--- Excerpted data ---

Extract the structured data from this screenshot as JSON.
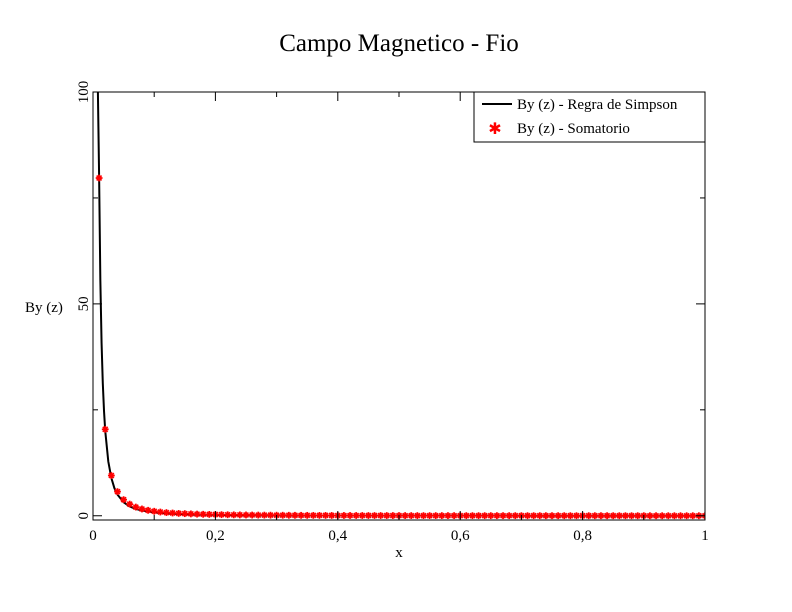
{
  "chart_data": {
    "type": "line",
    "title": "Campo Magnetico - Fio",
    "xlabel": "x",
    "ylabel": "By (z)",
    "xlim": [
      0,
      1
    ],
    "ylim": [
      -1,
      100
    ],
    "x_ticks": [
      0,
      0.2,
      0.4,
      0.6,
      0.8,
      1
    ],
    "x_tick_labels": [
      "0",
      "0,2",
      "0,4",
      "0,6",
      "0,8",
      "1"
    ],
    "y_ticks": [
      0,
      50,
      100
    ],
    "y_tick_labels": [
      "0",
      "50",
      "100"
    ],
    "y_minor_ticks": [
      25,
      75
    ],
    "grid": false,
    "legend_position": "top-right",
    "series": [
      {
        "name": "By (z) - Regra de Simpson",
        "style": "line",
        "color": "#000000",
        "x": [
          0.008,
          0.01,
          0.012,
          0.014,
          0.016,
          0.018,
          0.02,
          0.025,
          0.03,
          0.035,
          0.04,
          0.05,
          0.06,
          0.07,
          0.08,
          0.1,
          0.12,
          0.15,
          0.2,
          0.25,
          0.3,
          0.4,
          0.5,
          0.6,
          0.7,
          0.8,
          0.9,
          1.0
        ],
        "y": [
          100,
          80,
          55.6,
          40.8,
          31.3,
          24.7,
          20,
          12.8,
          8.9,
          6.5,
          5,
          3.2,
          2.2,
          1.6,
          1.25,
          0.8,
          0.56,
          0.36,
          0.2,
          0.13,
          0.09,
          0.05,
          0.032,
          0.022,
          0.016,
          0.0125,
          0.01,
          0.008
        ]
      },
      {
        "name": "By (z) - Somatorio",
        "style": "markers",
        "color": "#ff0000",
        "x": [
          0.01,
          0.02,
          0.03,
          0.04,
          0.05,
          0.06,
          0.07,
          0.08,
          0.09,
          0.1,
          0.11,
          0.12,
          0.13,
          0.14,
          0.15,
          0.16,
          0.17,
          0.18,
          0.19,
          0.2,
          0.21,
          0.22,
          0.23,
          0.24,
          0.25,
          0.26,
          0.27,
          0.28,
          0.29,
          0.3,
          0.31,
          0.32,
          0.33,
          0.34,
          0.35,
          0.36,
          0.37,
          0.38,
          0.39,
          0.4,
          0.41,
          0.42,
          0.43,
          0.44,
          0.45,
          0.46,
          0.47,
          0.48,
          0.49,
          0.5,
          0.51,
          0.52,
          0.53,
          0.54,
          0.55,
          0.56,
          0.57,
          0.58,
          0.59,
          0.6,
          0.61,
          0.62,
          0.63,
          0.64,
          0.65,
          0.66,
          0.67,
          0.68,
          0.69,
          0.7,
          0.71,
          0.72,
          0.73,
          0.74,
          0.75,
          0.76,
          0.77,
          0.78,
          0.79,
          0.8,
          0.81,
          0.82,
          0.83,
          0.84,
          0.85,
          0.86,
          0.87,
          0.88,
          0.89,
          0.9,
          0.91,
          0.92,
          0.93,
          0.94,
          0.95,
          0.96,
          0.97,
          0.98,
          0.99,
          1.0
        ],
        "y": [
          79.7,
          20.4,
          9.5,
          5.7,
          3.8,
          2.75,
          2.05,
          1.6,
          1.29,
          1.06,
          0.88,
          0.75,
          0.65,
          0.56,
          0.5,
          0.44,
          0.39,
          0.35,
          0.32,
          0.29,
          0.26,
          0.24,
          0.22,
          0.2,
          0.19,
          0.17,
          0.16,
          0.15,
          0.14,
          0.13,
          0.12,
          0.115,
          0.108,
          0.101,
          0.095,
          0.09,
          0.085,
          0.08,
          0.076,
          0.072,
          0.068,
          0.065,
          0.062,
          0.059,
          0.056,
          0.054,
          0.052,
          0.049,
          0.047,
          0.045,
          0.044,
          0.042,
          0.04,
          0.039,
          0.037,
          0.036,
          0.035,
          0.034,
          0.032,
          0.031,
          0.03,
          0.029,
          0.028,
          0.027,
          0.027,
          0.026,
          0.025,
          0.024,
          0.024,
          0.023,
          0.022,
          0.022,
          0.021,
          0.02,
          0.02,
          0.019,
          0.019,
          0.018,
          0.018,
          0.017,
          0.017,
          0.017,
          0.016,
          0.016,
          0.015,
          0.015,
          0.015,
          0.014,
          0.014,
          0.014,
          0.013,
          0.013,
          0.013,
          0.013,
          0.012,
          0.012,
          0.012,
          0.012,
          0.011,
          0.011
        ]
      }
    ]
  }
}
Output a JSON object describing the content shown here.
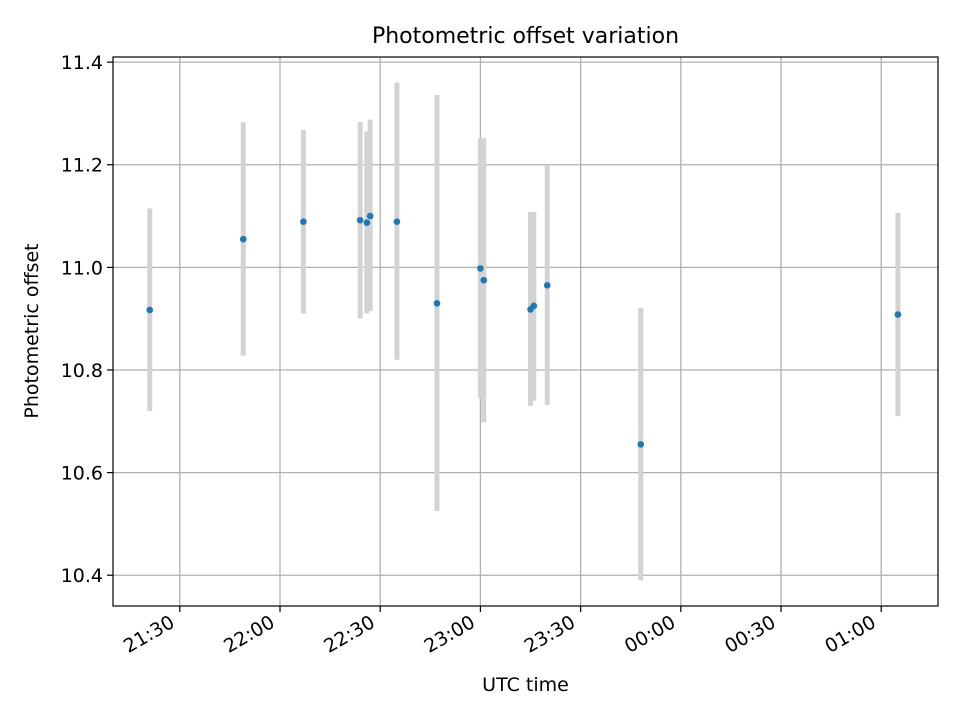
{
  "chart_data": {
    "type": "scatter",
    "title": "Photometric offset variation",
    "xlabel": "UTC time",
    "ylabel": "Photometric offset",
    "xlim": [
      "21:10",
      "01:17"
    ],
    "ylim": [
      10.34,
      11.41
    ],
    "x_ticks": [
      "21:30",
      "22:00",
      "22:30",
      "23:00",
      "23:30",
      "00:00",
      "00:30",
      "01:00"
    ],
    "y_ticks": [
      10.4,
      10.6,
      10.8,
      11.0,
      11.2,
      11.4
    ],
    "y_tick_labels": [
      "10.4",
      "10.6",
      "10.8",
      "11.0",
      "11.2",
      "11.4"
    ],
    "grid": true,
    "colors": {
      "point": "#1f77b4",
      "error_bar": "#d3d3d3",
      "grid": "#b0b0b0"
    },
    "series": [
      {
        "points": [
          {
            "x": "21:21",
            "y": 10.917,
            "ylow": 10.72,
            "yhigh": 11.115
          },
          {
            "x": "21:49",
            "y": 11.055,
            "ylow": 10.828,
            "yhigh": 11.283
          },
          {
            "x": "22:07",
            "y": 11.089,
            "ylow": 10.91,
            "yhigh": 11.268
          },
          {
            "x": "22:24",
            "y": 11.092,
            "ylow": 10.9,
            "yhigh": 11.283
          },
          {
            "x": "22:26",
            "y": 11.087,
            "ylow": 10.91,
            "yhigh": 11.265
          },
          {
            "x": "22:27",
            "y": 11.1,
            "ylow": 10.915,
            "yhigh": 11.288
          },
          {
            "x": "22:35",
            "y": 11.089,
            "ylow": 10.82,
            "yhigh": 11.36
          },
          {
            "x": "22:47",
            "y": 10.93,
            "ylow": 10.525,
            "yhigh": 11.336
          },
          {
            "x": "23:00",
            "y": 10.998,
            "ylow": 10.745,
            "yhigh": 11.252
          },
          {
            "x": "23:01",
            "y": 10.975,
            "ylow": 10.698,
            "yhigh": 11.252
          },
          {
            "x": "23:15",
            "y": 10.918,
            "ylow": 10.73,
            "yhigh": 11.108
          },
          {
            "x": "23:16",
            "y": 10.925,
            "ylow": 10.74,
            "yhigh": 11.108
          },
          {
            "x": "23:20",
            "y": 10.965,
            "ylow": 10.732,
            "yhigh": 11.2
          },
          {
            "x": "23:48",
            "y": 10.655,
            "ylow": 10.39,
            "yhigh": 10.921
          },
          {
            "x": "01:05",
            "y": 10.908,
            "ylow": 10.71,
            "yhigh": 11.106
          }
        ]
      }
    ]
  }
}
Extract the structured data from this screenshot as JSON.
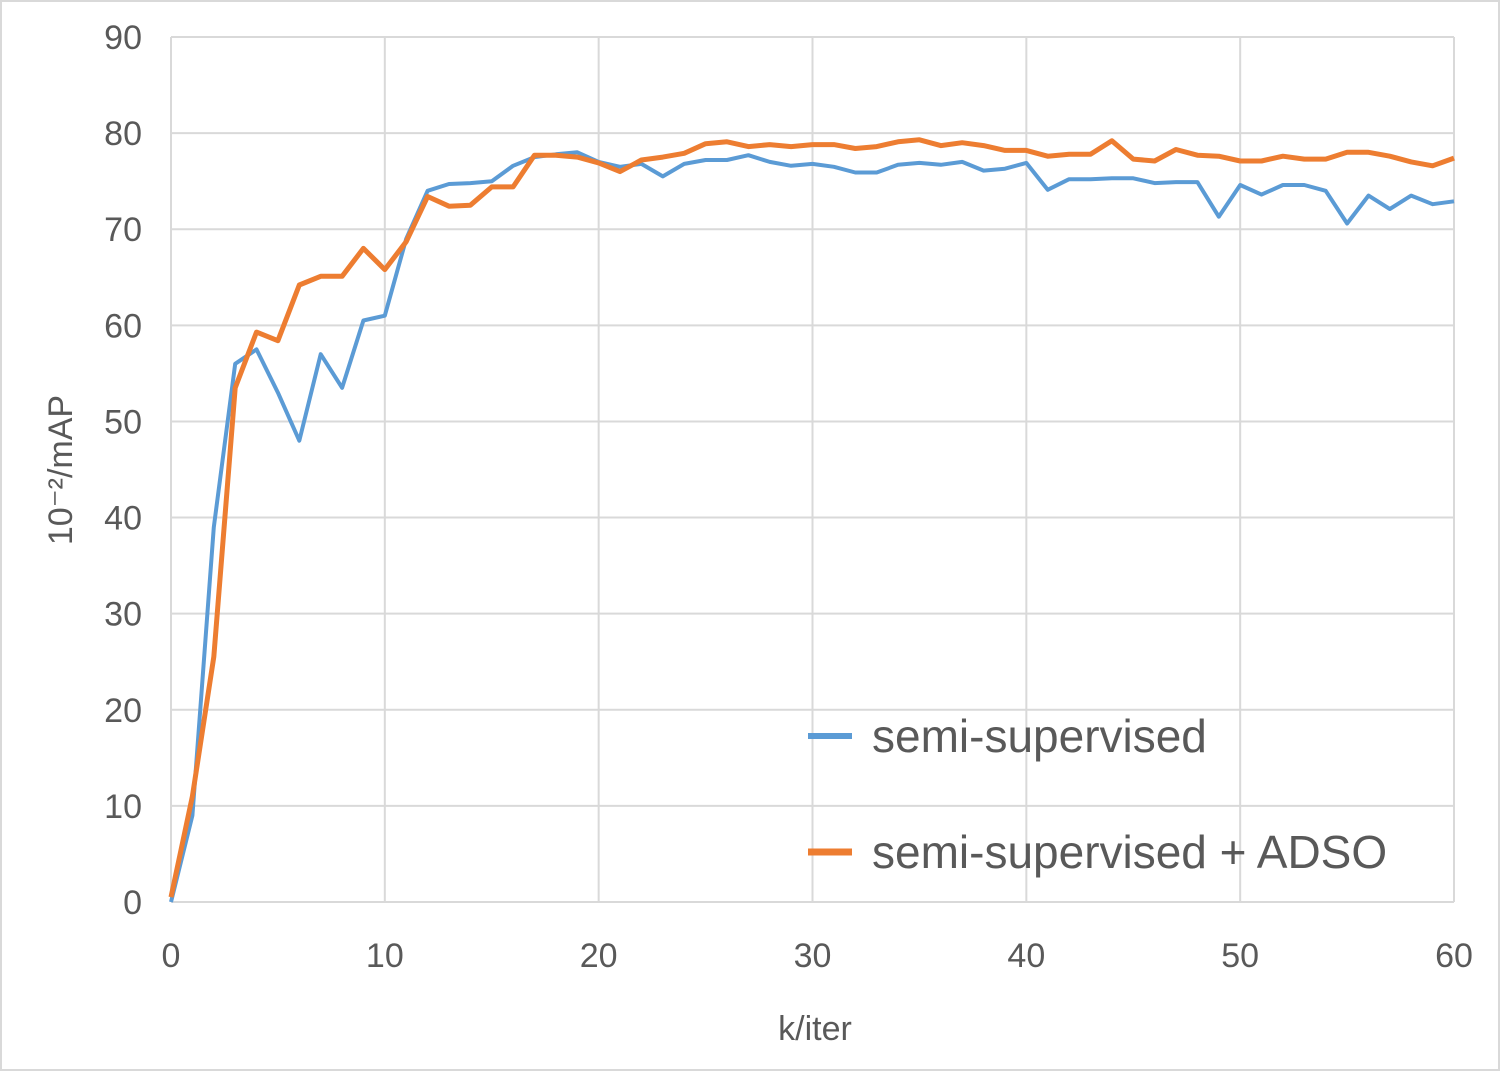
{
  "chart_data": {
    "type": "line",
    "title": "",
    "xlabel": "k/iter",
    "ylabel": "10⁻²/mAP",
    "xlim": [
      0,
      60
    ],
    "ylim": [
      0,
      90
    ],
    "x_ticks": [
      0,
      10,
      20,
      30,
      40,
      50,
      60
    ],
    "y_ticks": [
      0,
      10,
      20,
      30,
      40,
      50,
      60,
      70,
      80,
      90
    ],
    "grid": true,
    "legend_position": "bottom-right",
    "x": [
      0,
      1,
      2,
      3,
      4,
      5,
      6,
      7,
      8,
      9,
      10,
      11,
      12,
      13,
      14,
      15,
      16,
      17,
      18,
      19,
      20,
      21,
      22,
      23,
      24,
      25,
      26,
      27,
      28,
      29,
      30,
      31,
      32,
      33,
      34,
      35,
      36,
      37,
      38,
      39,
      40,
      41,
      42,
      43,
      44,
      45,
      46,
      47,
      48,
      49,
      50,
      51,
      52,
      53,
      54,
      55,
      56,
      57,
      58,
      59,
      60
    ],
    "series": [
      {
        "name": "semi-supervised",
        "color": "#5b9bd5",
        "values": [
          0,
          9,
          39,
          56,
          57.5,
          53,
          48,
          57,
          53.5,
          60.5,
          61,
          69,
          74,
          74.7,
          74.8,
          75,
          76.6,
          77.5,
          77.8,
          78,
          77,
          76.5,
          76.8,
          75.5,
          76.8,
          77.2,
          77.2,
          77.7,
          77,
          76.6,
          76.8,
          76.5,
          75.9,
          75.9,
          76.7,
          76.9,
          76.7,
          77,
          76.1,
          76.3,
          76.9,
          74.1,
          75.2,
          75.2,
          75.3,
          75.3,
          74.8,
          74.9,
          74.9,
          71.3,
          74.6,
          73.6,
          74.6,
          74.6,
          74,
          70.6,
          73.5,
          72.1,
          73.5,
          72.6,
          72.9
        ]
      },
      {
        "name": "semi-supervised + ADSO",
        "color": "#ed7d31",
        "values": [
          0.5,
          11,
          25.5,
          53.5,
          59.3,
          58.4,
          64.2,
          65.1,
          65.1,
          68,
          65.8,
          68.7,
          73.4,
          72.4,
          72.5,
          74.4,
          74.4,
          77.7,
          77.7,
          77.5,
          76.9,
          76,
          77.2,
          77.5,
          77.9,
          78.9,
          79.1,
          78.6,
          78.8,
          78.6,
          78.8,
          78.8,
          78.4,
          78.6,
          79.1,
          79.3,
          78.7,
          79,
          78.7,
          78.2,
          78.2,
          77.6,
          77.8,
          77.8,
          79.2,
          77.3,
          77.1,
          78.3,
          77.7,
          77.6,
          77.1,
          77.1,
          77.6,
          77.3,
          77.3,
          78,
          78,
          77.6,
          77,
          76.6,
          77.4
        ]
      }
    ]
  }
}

---

Your task – Go through the data above and find the lines with the word "ylabel". Copy each of those lines.

Exercise solution –
    "ylabel": "By (z)",
    "ylabel": "Photometric offset",
    "ylabel": "10⁻²/mAP",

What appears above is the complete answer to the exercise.